**What you will do**
Nothing but the records beneath, reproduced exactly, should appear in the answer.

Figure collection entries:
((
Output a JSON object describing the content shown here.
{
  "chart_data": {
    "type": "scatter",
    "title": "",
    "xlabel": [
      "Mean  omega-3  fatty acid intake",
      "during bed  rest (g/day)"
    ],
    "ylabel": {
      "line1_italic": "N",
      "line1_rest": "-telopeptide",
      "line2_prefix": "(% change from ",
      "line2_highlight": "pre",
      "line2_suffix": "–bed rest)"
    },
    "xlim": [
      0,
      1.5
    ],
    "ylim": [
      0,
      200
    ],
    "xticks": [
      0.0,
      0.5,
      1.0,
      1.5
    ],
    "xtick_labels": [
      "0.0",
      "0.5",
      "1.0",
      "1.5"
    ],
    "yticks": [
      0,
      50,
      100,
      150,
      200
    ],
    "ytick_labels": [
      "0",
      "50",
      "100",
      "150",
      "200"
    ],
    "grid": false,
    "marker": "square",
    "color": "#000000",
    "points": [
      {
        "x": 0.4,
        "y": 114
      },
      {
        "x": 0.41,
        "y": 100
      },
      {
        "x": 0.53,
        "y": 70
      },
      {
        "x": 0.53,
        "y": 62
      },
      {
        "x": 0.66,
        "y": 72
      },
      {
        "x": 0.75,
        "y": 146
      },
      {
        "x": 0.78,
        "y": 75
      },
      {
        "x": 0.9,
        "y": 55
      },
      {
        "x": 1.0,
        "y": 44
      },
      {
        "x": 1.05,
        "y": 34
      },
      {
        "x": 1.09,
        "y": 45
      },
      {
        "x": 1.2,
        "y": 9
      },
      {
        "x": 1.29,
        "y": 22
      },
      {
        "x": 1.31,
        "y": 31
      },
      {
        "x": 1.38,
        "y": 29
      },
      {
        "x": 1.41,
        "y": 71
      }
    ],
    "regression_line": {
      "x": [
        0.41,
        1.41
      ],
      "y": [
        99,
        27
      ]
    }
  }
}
))
**Completed exercise**
Output a JSON object describing the content shown here.
{
  "chart_data": {
    "type": "scatter",
    "title": "",
    "xlabel": [
      "Mean  omega-3  fatty acid intake",
      "during bed  rest (g/day)"
    ],
    "ylabel": {
      "line1_italic": "N",
      "line1_rest": "-telopeptide",
      "line2_prefix": "(% change from ",
      "line2_highlight": "pre",
      "line2_suffix": "–bed rest)"
    },
    "xlim": [
      0,
      1.5
    ],
    "ylim": [
      0,
      200
    ],
    "xticks": [
      0.0,
      0.5,
      1.0,
      1.5
    ],
    "xtick_labels": [
      "0.0",
      "0.5",
      "1.0",
      "1.5"
    ],
    "yticks": [
      0,
      50,
      100,
      150,
      200
    ],
    "ytick_labels": [
      "0",
      "50",
      "100",
      "150",
      "200"
    ],
    "grid": false,
    "marker": "square",
    "color": "#000000",
    "points": [
      {
        "x": 0.4,
        "y": 114
      },
      {
        "x": 0.41,
        "y": 100
      },
      {
        "x": 0.53,
        "y": 70
      },
      {
        "x": 0.53,
        "y": 62
      },
      {
        "x": 0.66,
        "y": 72
      },
      {
        "x": 0.75,
        "y": 146
      },
      {
        "x": 0.78,
        "y": 75
      },
      {
        "x": 0.9,
        "y": 55
      },
      {
        "x": 1.0,
        "y": 44
      },
      {
        "x": 1.05,
        "y": 34
      },
      {
        "x": 1.09,
        "y": 45
      },
      {
        "x": 1.2,
        "y": 9
      },
      {
        "x": 1.29,
        "y": 22
      },
      {
        "x": 1.31,
        "y": 31
      },
      {
        "x": 1.38,
        "y": 29
      },
      {
        "x": 1.41,
        "y": 71
      }
    ],
    "regression_line": {
      "x": [
        0.41,
        1.41
      ],
      "y": [
        99,
        27
      ]
    }
  }
}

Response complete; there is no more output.